### Short task
Repeat the material in full. Keep every line exactly as it is.

#### Data for the task ####

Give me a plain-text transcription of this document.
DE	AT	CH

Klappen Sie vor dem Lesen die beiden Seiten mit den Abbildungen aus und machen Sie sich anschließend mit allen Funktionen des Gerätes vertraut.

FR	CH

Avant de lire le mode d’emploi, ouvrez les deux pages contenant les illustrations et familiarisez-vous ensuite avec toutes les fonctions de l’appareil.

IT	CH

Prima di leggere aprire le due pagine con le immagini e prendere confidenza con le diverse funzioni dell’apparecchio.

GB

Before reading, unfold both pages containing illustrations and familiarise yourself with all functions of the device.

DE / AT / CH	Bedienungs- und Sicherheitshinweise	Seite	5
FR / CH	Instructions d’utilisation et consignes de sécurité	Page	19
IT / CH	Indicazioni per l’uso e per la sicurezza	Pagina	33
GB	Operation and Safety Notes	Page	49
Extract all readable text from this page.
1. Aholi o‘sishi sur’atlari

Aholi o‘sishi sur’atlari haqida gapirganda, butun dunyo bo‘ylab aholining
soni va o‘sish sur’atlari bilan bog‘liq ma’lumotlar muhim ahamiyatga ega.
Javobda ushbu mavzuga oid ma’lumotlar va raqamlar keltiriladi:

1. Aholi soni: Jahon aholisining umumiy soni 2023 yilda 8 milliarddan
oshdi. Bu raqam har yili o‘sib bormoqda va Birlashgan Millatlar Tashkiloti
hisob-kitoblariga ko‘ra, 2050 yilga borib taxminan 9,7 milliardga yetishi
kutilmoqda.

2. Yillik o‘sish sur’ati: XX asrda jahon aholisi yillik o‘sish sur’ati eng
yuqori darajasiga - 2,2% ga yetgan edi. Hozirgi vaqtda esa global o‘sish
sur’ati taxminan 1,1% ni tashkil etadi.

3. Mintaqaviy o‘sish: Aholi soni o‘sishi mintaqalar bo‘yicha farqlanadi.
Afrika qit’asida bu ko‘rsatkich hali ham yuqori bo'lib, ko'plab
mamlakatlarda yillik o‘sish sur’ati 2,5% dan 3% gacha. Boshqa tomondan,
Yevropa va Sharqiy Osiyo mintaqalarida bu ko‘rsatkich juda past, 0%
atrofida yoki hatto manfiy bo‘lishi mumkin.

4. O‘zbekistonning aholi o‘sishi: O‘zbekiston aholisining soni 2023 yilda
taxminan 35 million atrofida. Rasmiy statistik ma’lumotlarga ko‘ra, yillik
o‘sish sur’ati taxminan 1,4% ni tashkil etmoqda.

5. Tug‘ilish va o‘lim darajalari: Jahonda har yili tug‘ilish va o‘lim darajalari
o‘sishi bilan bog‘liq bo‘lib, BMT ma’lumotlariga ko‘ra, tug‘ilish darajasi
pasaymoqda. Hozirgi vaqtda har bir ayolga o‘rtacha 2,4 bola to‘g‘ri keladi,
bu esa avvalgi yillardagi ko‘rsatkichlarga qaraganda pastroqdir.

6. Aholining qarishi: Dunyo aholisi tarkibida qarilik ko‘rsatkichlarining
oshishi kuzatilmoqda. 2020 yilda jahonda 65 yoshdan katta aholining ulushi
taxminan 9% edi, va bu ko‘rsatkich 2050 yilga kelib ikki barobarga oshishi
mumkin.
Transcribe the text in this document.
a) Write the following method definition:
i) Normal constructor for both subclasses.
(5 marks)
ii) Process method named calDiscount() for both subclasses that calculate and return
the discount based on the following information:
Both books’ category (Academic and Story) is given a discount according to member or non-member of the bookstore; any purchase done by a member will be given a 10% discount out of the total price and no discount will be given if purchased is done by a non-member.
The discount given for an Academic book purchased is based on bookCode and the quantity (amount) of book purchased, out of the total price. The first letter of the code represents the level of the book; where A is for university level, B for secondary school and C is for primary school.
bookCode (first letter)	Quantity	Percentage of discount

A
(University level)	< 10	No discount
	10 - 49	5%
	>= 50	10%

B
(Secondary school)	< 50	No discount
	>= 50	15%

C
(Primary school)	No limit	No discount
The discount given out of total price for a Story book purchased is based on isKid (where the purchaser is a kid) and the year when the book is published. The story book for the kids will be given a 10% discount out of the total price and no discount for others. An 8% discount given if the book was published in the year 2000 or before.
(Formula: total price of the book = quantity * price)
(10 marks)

####

### Task response
Give me a plain-text transcription of this document.
DE	AT	CH

Klappen Sie vor dem Lesen die beiden Seiten mit den Abbildungen aus und machen Sie sich anschließend mit allen Funktionen des Gerätes vertraut.

FR	CH

Avant de lire le mode d’emploi, ouvrez les deux pages contenant les illustrations et familiarisez-vous ensuite avec toutes les fonctions de l’appareil.

IT	CH

Prima di leggere aprire le due pagine con le immagini e prendere confidenza con le diverse funzioni dell’apparecchio.

GB

Before reading, unfold both pages containing illustrations and familiarise yourself with all functions of the device.

DE / AT / CH	Bedienungs- und Sicherheitshinweise	Seite	5
FR / CH	Instructions d’utilisation et consignes de sécurité	Page	19
IT / CH	Indicazioni per l’uso e per la sicurezza	Pagina	33
GB	Operation and Safety Notes	Page	49
Extract all readable text from this page.
1. Aholi o‘sishi sur’atlari

Aholi o‘sishi sur’atlari haqida gapirganda, butun dunyo bo‘ylab aholining
soni va o‘sish sur’atlari bilan bog‘liq ma’lumotlar muhim ahamiyatga ega.
Javobda ushbu mavzuga oid ma’lumotlar va raqamlar keltiriladi:

1. Aholi soni: Jahon aholisining umumiy soni 2023 yilda 8 milliarddan
oshdi. Bu raqam har yili o‘sib bormoqda va Birlashgan Millatlar Tashkiloti
hisob-kitoblariga ko‘ra, 2050 yilga borib taxminan 9,7 milliardga yetishi
kutilmoqda.

2. Yillik o‘sish sur’ati: XX asrda jahon aholisi yillik o‘sish sur’ati eng
yuqori darajasiga - 2,2% ga yetgan edi. Hozirgi vaqtda esa global o‘sish
sur’ati taxminan 1,1% ni tashkil etadi.

3. Mintaqaviy o‘sish: Aholi soni o‘sishi mintaqalar bo‘yicha farqlanadi.
Afrika qit’asida bu ko‘rsatkich hali ham yuqori bo'lib, ko'plab
mamlakatlarda yillik o‘sish sur’ati 2,5% dan 3% gacha. Boshqa tomondan,
Yevropa va Sharqiy Osiyo mintaqalarida bu ko‘rsatkich juda past, 0%
atrofida yoki hatto manfiy bo‘lishi mumkin.

4. O‘zbekistonning aholi o‘sishi: O‘zbekiston aholisining soni 2023 yilda
taxminan 35 million atrofida. Rasmiy statistik ma’lumotlarga ko‘ra, yillik
o‘sish sur’ati taxminan 1,4% ni tashkil etmoqda.

5. Tug‘ilish va o‘lim darajalari: Jahonda har yili tug‘ilish va o‘lim darajalari
o‘sishi bilan bog‘liq bo‘lib, BMT ma’lumotlariga ko‘ra, tug‘ilish darajasi
pasaymoqda. Hozirgi vaqtda har bir ayolga o‘rtacha 2,4 bola to‘g‘ri keladi,
bu esa avvalgi yillardagi ko‘rsatkichlarga qaraganda pastroqdir.

6. Aholining qarishi: Dunyo aholisi tarkibida qarilik ko‘rsatkichlarining
oshishi kuzatilmoqda. 2020 yilda jahonda 65 yoshdan katta aholining ulushi
taxminan 9% edi, va bu ko‘rsatkich 2050 yilga kelib ikki barobarga oshishi
mumkin.
Transcribe the text in this document.
a) Write the following method definition:
i) Normal constructor for both subclasses.
(5 marks)
ii) Process method named calDiscount() for both subclasses that calculate and return
the discount based on the following information:
Both books’ category (Academic and Story) is given a discount according to member or non-member of the bookstore; any purchase done by a member will be given a 10% discount out of the total price and no discount will be given if purchased is done by a non-member.
The discount given for an Academic book purchased is based on bookCode and the quantity (amount) of book purchased, out of the total price. The first letter of the code represents the level of the book; where A is for university level, B for secondary school and C is for primary school.
bookCode (first letter)	Quantity	Percentage of discount

A
(University level)	< 10	No discount
	10 - 49	5%
	>= 50	10%

B
(Secondary school)	< 50	No discount
	>= 50	15%

C
(Primary school)	No limit	No discount
The discount given out of total price for a Story book purchased is based on isKid (where the purchaser is a kid) and the year when the book is published. The story book for the kids will be given a 10% discount out of the total price and no discount for others. An 8% discount given if the book was published in the year 2000 or before.
(Formula: total price of the book = quantity * price)
(10 marks)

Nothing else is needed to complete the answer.